◆ DO THIS:
Copy out the items below with every "building-icon" swapped for "bank-icon", keeping everything else the same.

[Layout coordinate data]
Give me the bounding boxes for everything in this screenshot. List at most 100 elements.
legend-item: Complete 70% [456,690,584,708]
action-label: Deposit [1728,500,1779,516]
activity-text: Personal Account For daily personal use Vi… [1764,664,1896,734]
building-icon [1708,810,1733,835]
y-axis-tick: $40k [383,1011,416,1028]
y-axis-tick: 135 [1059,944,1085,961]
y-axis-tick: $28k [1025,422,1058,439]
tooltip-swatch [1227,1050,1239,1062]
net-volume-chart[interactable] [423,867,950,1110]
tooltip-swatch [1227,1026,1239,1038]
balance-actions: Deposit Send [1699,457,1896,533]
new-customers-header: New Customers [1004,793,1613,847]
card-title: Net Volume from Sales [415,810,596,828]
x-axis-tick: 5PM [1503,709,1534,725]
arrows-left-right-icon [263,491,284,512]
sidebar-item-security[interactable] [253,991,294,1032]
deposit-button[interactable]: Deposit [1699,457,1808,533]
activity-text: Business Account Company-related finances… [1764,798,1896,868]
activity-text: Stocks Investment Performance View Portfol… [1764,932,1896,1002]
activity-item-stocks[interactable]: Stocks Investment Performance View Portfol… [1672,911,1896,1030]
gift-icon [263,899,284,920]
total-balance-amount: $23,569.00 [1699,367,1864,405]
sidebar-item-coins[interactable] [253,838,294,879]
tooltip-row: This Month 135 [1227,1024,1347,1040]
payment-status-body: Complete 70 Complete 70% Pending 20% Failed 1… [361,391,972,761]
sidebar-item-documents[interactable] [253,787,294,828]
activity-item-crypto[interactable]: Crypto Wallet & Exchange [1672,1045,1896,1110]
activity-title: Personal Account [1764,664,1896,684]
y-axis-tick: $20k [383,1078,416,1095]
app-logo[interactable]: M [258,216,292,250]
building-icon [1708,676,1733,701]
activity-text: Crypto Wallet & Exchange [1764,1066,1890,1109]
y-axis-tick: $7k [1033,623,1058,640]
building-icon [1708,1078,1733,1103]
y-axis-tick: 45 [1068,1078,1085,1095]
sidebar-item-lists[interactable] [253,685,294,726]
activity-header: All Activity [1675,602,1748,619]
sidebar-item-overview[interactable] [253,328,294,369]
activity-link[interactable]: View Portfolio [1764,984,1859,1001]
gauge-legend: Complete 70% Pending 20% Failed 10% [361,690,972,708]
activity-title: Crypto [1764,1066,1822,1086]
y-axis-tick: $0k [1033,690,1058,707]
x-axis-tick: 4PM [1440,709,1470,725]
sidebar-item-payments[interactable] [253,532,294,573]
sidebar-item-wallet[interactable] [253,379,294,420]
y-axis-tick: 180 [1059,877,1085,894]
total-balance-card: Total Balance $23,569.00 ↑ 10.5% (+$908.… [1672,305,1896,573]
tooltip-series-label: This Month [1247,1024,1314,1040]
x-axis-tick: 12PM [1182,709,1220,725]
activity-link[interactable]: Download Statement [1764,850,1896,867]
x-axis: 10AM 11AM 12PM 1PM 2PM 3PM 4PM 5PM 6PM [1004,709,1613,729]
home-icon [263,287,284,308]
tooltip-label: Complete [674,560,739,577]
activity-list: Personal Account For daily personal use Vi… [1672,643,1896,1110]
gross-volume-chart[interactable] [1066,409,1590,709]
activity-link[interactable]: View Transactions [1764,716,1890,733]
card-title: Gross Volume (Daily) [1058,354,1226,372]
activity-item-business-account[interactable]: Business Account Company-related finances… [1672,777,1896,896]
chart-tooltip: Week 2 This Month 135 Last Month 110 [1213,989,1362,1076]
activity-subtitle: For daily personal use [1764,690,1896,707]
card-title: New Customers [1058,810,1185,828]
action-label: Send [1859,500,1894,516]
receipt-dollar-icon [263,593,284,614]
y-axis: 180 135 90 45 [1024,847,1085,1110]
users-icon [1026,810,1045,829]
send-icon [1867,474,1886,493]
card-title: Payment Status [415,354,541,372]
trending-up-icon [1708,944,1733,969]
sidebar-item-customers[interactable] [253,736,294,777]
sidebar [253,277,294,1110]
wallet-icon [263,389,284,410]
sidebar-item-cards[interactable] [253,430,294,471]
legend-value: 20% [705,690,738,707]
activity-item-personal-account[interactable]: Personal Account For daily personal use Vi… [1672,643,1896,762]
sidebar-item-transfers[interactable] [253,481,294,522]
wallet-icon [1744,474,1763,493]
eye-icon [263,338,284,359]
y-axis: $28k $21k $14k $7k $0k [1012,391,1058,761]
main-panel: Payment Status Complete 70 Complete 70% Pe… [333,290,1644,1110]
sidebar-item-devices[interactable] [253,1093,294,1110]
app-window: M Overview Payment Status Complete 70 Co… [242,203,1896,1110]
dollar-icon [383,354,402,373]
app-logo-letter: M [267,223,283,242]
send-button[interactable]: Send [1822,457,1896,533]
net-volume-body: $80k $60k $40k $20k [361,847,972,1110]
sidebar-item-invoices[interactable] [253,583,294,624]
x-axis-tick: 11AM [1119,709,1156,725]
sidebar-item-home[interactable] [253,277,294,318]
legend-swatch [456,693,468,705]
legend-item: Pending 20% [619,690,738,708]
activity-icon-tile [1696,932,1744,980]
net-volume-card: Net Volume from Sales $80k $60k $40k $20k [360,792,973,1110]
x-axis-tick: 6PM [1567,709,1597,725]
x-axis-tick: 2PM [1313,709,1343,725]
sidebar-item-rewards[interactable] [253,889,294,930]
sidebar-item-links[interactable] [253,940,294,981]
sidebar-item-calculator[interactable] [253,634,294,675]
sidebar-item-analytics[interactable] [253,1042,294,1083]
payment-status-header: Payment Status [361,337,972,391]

◆ SOLUTION FOR THIS TASK:
Give me the bounding boxes for everything in this screenshot. List at most 100 elements.
legend-item: Complete 70% [456,690,584,708]
action-label: Deposit [1728,500,1779,516]
activity-text: Personal Account For daily personal use Vi… [1764,664,1896,734]
bank-icon [1708,810,1733,835]
y-axis-tick: $40k [383,1011,416,1028]
y-axis-tick: 135 [1059,944,1085,961]
y-axis-tick: $28k [1025,422,1058,439]
tooltip-swatch [1227,1050,1239,1062]
net-volume-chart[interactable] [423,867,950,1110]
tooltip-swatch [1227,1026,1239,1038]
balance-actions: Deposit Send [1699,457,1896,533]
new-customers-header: New Customers [1004,793,1613,847]
card-title: Net Volume from Sales [415,810,596,828]
x-axis-tick: 5PM [1503,709,1534,725]
arrows-left-right-icon [263,491,284,512]
sidebar-item-security[interactable] [253,991,294,1032]
deposit-button[interactable]: Deposit [1699,457,1808,533]
activity-text: Business Account Company-related finances… [1764,798,1896,868]
activity-text: Stocks Investment Performance View Portfol… [1764,932,1896,1002]
activity-item-stocks[interactable]: Stocks Investment Performance View Portfol… [1672,911,1896,1030]
gift-icon [263,899,284,920]
total-balance-amount: $23,569.00 [1699,367,1864,405]
sidebar-item-coins[interactable] [253,838,294,879]
tooltip-row: This Month 135 [1227,1024,1347,1040]
payment-status-body: Complete 70 Complete 70% Pending 20% Failed 1… [361,391,972,761]
sidebar-item-documents[interactable] [253,787,294,828]
activity-item-crypto[interactable]: Crypto Wallet & Exchange [1672,1045,1896,1110]
activity-title: Personal Account [1764,664,1896,684]
y-axis-tick: $20k [383,1078,416,1095]
app-logo[interactable]: M [258,216,292,250]
bank-icon [1708,676,1733,701]
activity-text: Crypto Wallet & Exchange [1764,1066,1890,1109]
y-axis-tick: $7k [1033,623,1058,640]
bank-icon [1708,1078,1733,1103]
y-axis-tick: 45 [1068,1078,1085,1095]
sidebar-item-lists[interactable] [253,685,294,726]
activity-header: All Activity [1675,602,1748,619]
sidebar-item-overview[interactable] [253,328,294,369]
activity-link[interactable]: View Portfolio [1764,984,1859,1001]
gauge-legend: Complete 70% Pending 20% Failed 10% [361,690,972,708]
activity-title: Crypto [1764,1066,1822,1086]
y-axis-tick: $0k [1033,690,1058,707]
x-axis-tick: 4PM [1440,709,1470,725]
sidebar-item-payments[interactable] [253,532,294,573]
sidebar-item-wallet[interactable] [253,379,294,420]
y-axis-tick: 180 [1059,877,1085,894]
total-balance-card: Total Balance $23,569.00 ↑ 10.5% (+$908.… [1672,305,1896,573]
tooltip-series-label: This Month [1247,1024,1314,1040]
x-axis-tick: 12PM [1182,709,1220,725]
activity-link[interactable]: Download Statement [1764,850,1896,867]
x-axis: 10AM 11AM 12PM 1PM 2PM 3PM 4PM 5PM 6PM [1004,709,1613,729]
home-icon [263,287,284,308]
tooltip-label: Complete [674,560,739,577]
activity-list: Personal Account For daily personal use Vi… [1672,643,1896,1110]
gross-volume-chart[interactable] [1066,409,1590,709]
activity-link[interactable]: View Transactions [1764,716,1890,733]
card-title: Gross Volume (Daily) [1058,354,1226,372]
activity-item-business-account[interactable]: Business Account Company-related finances… [1672,777,1896,896]
chart-tooltip: Week 2 This Month 135 Last Month 110 [1213,989,1362,1076]
activity-subtitle: For daily personal use [1764,690,1896,707]
card-title: New Customers [1058,810,1185,828]
action-label: Send [1859,500,1894,516]
receipt-dollar-icon [263,593,284,614]
y-axis: 180 135 90 45 [1024,847,1085,1110]
users-icon [1026,810,1045,829]
send-icon [1867,474,1886,493]
card-title: Payment Status [415,354,541,372]
trending-up-icon [1708,944,1733,969]
sidebar-item-customers[interactable] [253,736,294,777]
sidebar [253,277,294,1110]
wallet-icon [263,389,284,410]
sidebar-item-cards[interactable] [253,430,294,471]
legend-value: 20% [705,690,738,707]
activity-item-personal-account[interactable]: Personal Account For daily personal use Vi… [1672,643,1896,762]
sidebar-item-transfers[interactable] [253,481,294,522]
wallet-icon [1744,474,1763,493]
eye-icon [263,338,284,359]
y-axis: $28k $21k $14k $7k $0k [1012,391,1058,761]
main-panel: Payment Status Complete 70 Complete 70% Pe… [333,290,1644,1110]
sidebar-item-devices[interactable] [253,1093,294,1110]
app-window: M Overview Payment Status Complete 70 Co… [242,203,1896,1110]
dollar-icon [383,354,402,373]
app-logo-letter: M [267,223,283,242]
send-button[interactable]: Send [1822,457,1896,533]
net-volume-body: $80k $60k $40k $20k [361,847,972,1110]
sidebar-item-invoices[interactable] [253,583,294,624]
x-axis-tick: 11AM [1119,709,1156,725]
sidebar-item-home[interactable] [253,277,294,318]
legend-swatch [456,693,468,705]
legend-item: Pending 20% [619,690,738,708]
activity-icon-tile [1696,932,1744,980]
net-volume-card: Net Volume from Sales $80k $60k $40k $20k [360,792,973,1110]
x-axis-tick: 6PM [1567,709,1597,725]
x-axis-tick: 2PM [1313,709,1343,725]
sidebar-item-rewards[interactable] [253,889,294,930]
sidebar-item-links[interactable] [253,940,294,981]
sidebar-item-calculator[interactable] [253,634,294,675]
sidebar-item-analytics[interactable] [253,1042,294,1083]
payment-status-header: Payment Status [361,337,972,391]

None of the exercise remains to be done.